begin Selected text
The measure did not win in any county in the state that includes Colorado Springs, the home of the massive ultra-conservative Focus on the Family, which has an annual budget of over $100 million. In some counties, less than 15.4 percent of the people could bring themselves to vote for the idea of giving fertilized eggs constitutional rights, spurring The Colorado Independent to point out that nearly as many voted for a space alien commission.

The campaign for the Colorado personhood measure also lost in the 2008 election by an even bigger margin 73 percent to 27 percent. This year, without front woman Kristi Burton (now Kristi Burton Brown) from the 2008 campaign, the male campaign heads were reduced to using a cardboard cut-out of a woman in their offices to represent the female side of Personhood USA.

And this time, the personhood group abandoned its deceptive name from 2008 Coloradans for Equal Rights quite possibly because it was uncomfortably similar to a gay and lesbian advocacy group, Equal Rights Colorado. That still didn’t stop “personhood” campaigner Gualberto Garcia Jones from usurping women’s history in a TV debate. “My inspiration for this is women’s suffrage, interestingly enough — how it got the right to vote for women at a state-by-state level before the passage of the 19th Amendment,” he said.

Of course, Personhood USA does have something of a different mission from the suffragists: “The Primary Mission of Personhood USA is to serve Jesus by being an Advocate for those who can not speak for themselves, the pre-born child.”

Without regard to the punishing defeat at the polls and the costs to taxpayers, “personhood” will be on the Mississippi ballot in 2011, and Personhood USA is making plans for Colorado in 2012. And Kristi Burton Brown, still a fan and supporter, has a new blog called Lost Generation — but apparently the irony is lost.
end Selected text
* [Short problem 1]:
In the passage about the Colorado personhood measure, what was the margin of its 2008 defeat?
begin Data shown
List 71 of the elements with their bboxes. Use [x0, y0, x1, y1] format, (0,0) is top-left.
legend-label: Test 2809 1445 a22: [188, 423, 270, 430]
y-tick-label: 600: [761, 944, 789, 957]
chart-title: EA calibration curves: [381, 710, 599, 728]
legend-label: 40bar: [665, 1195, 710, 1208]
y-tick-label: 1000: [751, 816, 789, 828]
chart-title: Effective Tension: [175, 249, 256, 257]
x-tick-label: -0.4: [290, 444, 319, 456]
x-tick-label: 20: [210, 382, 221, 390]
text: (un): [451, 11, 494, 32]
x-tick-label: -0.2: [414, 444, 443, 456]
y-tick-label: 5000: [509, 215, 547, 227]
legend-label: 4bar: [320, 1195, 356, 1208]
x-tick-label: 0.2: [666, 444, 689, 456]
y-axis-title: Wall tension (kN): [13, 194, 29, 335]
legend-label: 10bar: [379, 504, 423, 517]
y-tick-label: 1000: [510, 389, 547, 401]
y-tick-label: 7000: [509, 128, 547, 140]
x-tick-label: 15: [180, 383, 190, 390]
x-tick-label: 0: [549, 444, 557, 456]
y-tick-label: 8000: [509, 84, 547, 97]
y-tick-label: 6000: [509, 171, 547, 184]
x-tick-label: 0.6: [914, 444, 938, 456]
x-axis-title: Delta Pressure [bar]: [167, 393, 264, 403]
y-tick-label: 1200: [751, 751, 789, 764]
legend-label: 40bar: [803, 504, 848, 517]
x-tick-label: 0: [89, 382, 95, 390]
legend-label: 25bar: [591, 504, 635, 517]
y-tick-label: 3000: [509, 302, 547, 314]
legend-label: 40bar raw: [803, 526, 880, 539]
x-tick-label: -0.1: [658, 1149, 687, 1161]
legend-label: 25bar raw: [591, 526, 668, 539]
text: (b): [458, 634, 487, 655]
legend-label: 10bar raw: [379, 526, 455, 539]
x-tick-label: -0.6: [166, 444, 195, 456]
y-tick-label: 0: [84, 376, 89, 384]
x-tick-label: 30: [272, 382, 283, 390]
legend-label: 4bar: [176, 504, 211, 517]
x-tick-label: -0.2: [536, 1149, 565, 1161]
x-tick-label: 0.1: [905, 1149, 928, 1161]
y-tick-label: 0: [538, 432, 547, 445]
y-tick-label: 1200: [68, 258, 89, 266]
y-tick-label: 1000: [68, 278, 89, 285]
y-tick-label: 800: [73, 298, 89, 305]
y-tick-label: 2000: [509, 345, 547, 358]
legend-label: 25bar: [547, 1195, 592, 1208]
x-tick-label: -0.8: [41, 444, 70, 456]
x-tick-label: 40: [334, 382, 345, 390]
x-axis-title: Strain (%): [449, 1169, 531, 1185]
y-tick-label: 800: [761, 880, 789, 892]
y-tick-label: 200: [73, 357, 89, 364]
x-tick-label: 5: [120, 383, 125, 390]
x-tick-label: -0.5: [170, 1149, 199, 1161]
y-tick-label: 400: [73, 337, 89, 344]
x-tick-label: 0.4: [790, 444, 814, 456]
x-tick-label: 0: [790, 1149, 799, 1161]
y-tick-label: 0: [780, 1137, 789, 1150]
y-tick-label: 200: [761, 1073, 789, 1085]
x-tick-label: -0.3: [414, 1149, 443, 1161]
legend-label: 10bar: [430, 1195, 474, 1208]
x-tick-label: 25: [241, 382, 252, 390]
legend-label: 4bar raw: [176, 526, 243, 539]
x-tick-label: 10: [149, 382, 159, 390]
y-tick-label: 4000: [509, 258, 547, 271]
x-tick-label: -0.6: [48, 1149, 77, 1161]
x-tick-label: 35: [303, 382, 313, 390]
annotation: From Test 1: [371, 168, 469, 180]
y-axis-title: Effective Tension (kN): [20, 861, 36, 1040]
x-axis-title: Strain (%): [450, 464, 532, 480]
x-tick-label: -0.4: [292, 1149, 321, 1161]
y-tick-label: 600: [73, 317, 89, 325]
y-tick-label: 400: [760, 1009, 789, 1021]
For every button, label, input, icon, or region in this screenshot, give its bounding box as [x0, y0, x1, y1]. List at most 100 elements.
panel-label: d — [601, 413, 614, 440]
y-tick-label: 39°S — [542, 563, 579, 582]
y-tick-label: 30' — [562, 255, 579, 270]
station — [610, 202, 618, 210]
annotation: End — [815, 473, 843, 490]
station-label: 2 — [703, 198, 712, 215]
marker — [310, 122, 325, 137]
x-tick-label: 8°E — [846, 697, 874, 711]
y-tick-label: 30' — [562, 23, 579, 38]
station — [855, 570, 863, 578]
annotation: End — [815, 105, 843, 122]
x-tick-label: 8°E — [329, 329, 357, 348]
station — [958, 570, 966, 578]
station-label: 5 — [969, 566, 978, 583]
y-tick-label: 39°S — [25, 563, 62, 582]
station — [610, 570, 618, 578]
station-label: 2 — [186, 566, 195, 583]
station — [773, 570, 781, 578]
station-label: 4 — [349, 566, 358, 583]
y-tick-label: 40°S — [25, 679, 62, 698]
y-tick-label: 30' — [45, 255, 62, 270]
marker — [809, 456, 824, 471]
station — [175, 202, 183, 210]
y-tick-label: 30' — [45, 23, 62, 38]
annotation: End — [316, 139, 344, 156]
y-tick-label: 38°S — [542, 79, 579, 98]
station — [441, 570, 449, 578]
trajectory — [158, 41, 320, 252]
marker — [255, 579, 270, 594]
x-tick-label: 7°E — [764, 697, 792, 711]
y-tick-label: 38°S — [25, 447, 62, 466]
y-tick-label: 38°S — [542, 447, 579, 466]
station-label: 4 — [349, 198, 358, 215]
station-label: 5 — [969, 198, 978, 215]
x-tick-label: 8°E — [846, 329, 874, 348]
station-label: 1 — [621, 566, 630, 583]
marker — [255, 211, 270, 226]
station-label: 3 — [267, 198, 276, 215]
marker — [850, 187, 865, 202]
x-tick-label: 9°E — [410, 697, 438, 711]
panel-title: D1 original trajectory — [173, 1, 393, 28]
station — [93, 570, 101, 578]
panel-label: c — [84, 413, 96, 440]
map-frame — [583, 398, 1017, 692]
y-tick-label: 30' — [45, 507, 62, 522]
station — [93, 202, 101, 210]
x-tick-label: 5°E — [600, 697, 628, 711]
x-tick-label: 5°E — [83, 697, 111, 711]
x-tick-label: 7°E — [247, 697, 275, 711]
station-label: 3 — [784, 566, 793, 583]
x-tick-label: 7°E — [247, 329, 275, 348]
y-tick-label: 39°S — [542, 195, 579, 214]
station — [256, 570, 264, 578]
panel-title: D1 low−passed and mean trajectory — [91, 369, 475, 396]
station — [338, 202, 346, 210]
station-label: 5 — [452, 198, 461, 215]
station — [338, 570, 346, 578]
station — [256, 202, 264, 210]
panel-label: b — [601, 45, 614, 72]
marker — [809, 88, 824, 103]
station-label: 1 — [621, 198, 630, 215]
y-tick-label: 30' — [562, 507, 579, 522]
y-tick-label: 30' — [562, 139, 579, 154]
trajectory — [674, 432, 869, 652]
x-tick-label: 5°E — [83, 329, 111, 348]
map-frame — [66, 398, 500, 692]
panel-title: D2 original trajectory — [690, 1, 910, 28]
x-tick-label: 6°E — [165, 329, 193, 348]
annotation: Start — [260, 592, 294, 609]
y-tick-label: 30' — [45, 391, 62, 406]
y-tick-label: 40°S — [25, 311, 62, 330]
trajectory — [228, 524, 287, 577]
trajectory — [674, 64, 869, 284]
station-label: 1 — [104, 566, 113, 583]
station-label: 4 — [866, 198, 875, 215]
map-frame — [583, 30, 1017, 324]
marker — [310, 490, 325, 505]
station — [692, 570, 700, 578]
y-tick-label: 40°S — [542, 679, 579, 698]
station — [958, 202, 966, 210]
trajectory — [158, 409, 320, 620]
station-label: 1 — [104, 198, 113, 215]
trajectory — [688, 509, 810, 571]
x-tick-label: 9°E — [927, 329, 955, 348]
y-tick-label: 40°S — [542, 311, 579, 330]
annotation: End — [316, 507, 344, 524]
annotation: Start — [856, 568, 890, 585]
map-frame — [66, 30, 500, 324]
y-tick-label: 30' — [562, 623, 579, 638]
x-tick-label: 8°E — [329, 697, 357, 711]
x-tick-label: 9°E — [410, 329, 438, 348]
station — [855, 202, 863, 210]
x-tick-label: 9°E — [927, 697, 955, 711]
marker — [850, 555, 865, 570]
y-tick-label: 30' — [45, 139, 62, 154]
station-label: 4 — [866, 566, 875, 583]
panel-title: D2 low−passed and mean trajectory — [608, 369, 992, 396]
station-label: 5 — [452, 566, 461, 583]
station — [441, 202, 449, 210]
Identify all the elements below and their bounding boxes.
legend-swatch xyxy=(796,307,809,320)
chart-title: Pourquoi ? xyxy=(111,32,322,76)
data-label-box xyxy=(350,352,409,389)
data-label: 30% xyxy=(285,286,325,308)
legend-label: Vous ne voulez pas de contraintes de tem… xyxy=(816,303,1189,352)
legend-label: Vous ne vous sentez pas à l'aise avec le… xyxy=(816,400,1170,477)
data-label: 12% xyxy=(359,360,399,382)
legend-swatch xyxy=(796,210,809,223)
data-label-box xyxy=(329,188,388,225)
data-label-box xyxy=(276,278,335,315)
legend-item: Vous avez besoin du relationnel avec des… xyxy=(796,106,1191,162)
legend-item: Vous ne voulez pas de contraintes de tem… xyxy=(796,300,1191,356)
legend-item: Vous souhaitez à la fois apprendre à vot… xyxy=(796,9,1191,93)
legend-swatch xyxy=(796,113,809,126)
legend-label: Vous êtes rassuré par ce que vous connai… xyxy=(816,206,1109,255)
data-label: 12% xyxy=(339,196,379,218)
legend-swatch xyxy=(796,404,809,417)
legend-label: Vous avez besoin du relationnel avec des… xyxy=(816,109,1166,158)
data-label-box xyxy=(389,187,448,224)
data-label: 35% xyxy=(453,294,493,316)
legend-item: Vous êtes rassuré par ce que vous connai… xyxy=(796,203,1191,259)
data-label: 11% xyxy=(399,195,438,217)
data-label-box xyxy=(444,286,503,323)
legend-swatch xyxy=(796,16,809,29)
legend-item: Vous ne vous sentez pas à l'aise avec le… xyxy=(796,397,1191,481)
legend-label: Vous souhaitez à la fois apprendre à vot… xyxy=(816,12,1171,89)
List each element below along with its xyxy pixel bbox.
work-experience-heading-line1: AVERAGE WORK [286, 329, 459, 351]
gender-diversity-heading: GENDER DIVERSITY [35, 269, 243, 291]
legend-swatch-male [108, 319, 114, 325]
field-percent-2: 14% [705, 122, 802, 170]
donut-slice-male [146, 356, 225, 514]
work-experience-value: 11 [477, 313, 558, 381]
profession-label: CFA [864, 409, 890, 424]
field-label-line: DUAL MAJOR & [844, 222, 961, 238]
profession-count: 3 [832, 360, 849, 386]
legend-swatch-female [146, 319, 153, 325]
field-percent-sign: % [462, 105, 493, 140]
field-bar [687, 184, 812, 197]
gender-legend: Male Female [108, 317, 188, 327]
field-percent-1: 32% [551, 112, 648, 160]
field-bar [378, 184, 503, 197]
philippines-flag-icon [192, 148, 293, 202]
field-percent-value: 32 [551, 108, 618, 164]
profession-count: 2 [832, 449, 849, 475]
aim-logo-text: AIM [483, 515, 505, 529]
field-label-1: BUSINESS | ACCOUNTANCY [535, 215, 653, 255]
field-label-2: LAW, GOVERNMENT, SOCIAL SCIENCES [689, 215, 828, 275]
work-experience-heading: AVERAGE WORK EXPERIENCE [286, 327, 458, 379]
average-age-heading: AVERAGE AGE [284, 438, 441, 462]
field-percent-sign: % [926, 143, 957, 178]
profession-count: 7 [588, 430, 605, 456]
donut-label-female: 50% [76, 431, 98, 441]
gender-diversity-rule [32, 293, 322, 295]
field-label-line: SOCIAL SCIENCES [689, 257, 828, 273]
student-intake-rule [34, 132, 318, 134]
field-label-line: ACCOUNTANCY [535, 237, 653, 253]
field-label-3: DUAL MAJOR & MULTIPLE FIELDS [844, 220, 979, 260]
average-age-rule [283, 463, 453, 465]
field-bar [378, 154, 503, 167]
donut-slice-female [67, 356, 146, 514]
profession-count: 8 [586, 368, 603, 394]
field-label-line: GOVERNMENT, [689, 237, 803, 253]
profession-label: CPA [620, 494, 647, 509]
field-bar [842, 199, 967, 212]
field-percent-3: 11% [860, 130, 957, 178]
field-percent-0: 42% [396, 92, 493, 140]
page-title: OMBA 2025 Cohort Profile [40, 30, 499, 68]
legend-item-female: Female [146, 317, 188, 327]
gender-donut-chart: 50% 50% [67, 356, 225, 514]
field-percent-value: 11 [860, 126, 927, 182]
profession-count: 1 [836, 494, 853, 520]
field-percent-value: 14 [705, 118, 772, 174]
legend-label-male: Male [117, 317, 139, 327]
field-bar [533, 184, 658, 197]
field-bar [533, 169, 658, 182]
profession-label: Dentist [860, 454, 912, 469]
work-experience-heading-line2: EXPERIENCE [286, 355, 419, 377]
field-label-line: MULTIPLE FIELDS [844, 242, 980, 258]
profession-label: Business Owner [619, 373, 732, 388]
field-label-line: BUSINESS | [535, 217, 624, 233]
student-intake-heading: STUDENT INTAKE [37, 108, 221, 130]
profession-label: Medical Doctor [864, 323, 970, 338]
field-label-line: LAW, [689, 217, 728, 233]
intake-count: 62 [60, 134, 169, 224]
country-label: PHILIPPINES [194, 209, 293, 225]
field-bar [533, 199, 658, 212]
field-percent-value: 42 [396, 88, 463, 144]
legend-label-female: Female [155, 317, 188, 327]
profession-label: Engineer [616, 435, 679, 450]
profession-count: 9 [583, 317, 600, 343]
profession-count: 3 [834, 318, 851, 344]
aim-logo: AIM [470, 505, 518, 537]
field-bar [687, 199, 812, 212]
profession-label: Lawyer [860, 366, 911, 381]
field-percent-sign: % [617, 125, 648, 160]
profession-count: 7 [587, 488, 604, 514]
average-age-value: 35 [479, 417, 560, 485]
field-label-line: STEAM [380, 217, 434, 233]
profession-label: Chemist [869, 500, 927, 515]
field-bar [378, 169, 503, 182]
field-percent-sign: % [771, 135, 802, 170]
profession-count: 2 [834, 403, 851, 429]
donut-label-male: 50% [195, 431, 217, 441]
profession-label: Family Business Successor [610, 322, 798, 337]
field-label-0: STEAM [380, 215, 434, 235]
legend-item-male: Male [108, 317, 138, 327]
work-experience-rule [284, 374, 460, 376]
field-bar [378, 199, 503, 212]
end Data shown
* [Short problem 2]:
Copy the records exactly, from their first line through the line with "x-tick-label: 0: [89, 382, 95, 390]", including both of those lines.

* [Expected answer 1]:
It lost 73 percent to 27 percent.

* [Expected answer 2]:
List 71 of the elements with their bboxes. Use [x0, y0, x1, y1] format, (0,0) is top-left.
legend-label: Test 2809 1445 a22: [188, 423, 270, 430]
y-tick-label: 600: [761, 944, 789, 957]
chart-title: EA calibration curves: [381, 710, 599, 728]
legend-label: 40bar: [665, 1195, 710, 1208]
y-tick-label: 1000: [751, 816, 789, 828]
chart-title: Effective Tension: [175, 249, 256, 257]
x-tick-label: -0.4: [290, 444, 319, 456]
x-tick-label: 20: [210, 382, 221, 390]
text: (un): [451, 11, 494, 32]
x-tick-label: -0.2: [414, 444, 443, 456]
y-tick-label: 5000: [509, 215, 547, 227]
legend-label: 4bar: [320, 1195, 356, 1208]
x-tick-label: 0.2: [666, 444, 689, 456]
y-axis-title: Wall tension (kN): [13, 194, 29, 335]
legend-label: 10bar: [379, 504, 423, 517]
y-tick-label: 1000: [510, 389, 547, 401]
y-tick-label: 7000: [509, 128, 547, 140]
x-tick-label: 15: [180, 383, 190, 390]
x-tick-label: 0: [549, 444, 557, 456]
y-tick-label: 8000: [509, 84, 547, 97]
y-tick-label: 6000: [509, 171, 547, 184]
x-tick-label: 0.6: [914, 444, 938, 456]
x-axis-title: Delta Pressure [bar]: [167, 393, 264, 403]
y-tick-label: 1200: [751, 751, 789, 764]
legend-label: 40bar: [803, 504, 848, 517]
x-tick-label: 0: [89, 382, 95, 390]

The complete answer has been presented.